**What you will do:** In the records below, rename "Hide keyboard" to "Close keyboard" and give all the lines again with nothing else changed.

**Data for the task:**
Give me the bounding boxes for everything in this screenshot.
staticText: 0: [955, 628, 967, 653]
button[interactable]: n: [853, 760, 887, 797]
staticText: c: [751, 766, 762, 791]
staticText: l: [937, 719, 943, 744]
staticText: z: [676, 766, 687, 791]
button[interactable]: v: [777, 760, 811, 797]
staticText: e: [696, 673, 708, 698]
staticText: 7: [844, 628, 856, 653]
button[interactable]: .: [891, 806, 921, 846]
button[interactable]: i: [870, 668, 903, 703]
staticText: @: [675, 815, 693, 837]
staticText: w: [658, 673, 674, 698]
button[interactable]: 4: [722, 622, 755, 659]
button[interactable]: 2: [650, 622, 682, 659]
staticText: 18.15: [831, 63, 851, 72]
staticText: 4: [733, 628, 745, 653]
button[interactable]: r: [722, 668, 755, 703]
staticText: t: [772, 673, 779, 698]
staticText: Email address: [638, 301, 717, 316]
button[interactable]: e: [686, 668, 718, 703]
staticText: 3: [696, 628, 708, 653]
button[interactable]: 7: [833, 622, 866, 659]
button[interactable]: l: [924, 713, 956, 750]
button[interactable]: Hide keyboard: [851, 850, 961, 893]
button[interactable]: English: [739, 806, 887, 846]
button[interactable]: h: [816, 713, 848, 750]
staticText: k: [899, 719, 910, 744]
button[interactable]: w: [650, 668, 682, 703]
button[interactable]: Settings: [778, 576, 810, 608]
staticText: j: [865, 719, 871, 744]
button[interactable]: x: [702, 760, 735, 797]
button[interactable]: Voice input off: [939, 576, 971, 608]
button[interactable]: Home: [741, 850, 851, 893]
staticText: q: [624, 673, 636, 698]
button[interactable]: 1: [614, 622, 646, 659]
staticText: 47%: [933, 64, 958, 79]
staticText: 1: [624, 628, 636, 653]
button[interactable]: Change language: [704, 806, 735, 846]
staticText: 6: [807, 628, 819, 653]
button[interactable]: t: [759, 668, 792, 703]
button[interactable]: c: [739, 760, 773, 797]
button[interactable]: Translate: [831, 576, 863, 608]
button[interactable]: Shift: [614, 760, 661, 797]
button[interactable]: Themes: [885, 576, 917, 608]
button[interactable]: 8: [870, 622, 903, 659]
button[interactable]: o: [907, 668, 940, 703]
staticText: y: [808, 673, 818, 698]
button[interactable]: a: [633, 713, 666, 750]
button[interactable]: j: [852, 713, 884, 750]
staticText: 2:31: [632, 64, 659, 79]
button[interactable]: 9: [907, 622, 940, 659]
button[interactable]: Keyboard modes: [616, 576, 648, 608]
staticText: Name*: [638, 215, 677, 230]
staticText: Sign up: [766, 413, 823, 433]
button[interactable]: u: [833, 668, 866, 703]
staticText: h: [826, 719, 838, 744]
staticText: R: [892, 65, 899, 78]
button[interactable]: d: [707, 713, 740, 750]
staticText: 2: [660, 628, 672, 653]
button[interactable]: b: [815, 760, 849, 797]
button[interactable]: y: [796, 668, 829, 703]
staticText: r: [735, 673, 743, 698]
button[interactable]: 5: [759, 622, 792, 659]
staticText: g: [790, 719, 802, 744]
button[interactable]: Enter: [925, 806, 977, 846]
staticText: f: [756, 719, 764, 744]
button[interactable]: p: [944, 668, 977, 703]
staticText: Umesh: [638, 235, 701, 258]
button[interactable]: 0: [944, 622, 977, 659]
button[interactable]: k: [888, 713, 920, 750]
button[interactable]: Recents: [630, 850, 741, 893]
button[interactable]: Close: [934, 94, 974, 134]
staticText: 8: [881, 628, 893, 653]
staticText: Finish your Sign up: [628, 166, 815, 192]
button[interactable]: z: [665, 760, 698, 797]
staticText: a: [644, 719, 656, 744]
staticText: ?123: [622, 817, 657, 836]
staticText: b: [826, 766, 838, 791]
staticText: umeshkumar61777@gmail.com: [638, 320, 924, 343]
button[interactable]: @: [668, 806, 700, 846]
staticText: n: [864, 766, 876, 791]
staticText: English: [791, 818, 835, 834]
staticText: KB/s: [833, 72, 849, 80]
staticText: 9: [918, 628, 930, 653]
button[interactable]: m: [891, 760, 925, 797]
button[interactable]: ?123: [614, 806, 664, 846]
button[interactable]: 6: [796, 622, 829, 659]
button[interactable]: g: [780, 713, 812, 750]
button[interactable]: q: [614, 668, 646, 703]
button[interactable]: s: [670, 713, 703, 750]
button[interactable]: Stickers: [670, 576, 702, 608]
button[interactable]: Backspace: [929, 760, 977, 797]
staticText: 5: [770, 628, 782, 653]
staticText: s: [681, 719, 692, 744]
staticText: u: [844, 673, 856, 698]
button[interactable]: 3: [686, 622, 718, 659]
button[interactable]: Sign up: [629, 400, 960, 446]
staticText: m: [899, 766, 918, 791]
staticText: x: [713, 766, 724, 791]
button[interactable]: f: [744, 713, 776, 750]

**Output for this exercise:**
Give me the bounding boxes for everything in this screenshot.
staticText: 0: [955, 628, 967, 653]
button[interactable]: n: [853, 760, 887, 797]
staticText: c: [751, 766, 762, 791]
staticText: l: [937, 719, 943, 744]
staticText: z: [676, 766, 687, 791]
button[interactable]: v: [777, 760, 811, 797]
staticText: e: [696, 673, 708, 698]
staticText: 7: [844, 628, 856, 653]
button[interactable]: .: [891, 806, 921, 846]
button[interactable]: i: [870, 668, 903, 703]
staticText: @: [675, 815, 693, 837]
staticText: w: [658, 673, 674, 698]
button[interactable]: 4: [722, 622, 755, 659]
button[interactable]: 2: [650, 622, 682, 659]
staticText: 18.15: [831, 63, 851, 72]
staticText: 4: [733, 628, 745, 653]
button[interactable]: r: [722, 668, 755, 703]
staticText: t: [772, 673, 779, 698]
staticText: Email address: [638, 301, 717, 316]
button[interactable]: e: [686, 668, 718, 703]
staticText: 3: [696, 628, 708, 653]
button[interactable]: 7: [833, 622, 866, 659]
button[interactable]: l: [924, 713, 956, 750]
button[interactable]: Close keyboard: [851, 850, 961, 893]
button[interactable]: English: [739, 806, 887, 846]
button[interactable]: h: [816, 713, 848, 750]
staticText: k: [899, 719, 910, 744]
button[interactable]: w: [650, 668, 682, 703]
button[interactable]: Settings: [778, 576, 810, 608]
staticText: j: [865, 719, 871, 744]
button[interactable]: x: [702, 760, 735, 797]
button[interactable]: Voice input off: [939, 576, 971, 608]
button[interactable]: Home: [741, 850, 851, 893]
staticText: q: [624, 673, 636, 698]
button[interactable]: 1: [614, 622, 646, 659]
staticText: 47%: [933, 64, 958, 79]
staticText: 1: [624, 628, 636, 653]
button[interactable]: Change language: [704, 806, 735, 846]
staticText: 6: [807, 628, 819, 653]
button[interactable]: t: [759, 668, 792, 703]
button[interactable]: c: [739, 760, 773, 797]
button[interactable]: Translate: [831, 576, 863, 608]
button[interactable]: Shift: [614, 760, 661, 797]
button[interactable]: Themes: [885, 576, 917, 608]
button[interactable]: 8: [870, 622, 903, 659]
button[interactable]: o: [907, 668, 940, 703]
staticText: y: [808, 673, 818, 698]
button[interactable]: a: [633, 713, 666, 750]
button[interactable]: j: [852, 713, 884, 750]
staticText: 2:31: [632, 64, 659, 79]
button[interactable]: 9: [907, 622, 940, 659]
button[interactable]: Keyboard modes: [616, 576, 648, 608]
staticText: Name*: [638, 215, 677, 230]
staticText: Sign up: [766, 413, 823, 433]
button[interactable]: u: [833, 668, 866, 703]
staticText: h: [826, 719, 838, 744]
staticText: R: [892, 65, 899, 78]
button[interactable]: d: [707, 713, 740, 750]
staticText: 2: [660, 628, 672, 653]
button[interactable]: b: [815, 760, 849, 797]
button[interactable]: y: [796, 668, 829, 703]
staticText: r: [735, 673, 743, 698]
button[interactable]: 5: [759, 622, 792, 659]
staticText: g: [790, 719, 802, 744]
button[interactable]: Enter: [925, 806, 977, 846]
staticText: f: [756, 719, 764, 744]
button[interactable]: p: [944, 668, 977, 703]
staticText: Umesh: [638, 235, 701, 258]
button[interactable]: 0: [944, 622, 977, 659]
button[interactable]: k: [888, 713, 920, 750]
button[interactable]: Recents: [630, 850, 741, 893]
button[interactable]: Close: [934, 94, 974, 134]
staticText: 8: [881, 628, 893, 653]
staticText: Finish your Sign up: [628, 166, 815, 192]
button[interactable]: z: [665, 760, 698, 797]
staticText: a: [644, 719, 656, 744]
staticText: ?123: [622, 817, 657, 836]
staticText: b: [826, 766, 838, 791]
staticText: umeshkumar61777@gmail.com: [638, 320, 924, 343]
button[interactable]: @: [668, 806, 700, 846]
staticText: n: [864, 766, 876, 791]
staticText: English: [791, 818, 835, 834]
staticText: KB/s: [833, 72, 849, 80]
staticText: 9: [918, 628, 930, 653]
button[interactable]: m: [891, 760, 925, 797]
button[interactable]: ?123: [614, 806, 664, 846]
button[interactable]: 6: [796, 622, 829, 659]
button[interactable]: g: [780, 713, 812, 750]
button[interactable]: q: [614, 668, 646, 703]
button[interactable]: s: [670, 713, 703, 750]
button[interactable]: Stickers: [670, 576, 702, 608]
button[interactable]: Backspace: [929, 760, 977, 797]
staticText: 5: [770, 628, 782, 653]
staticText: s: [681, 719, 692, 744]
staticText: u: [844, 673, 856, 698]
button[interactable]: 3: [686, 622, 718, 659]
button[interactable]: Sign up: [629, 400, 960, 446]
staticText: m: [899, 766, 918, 791]
staticText: x: [713, 766, 724, 791]
button[interactable]: f: [744, 713, 776, 750]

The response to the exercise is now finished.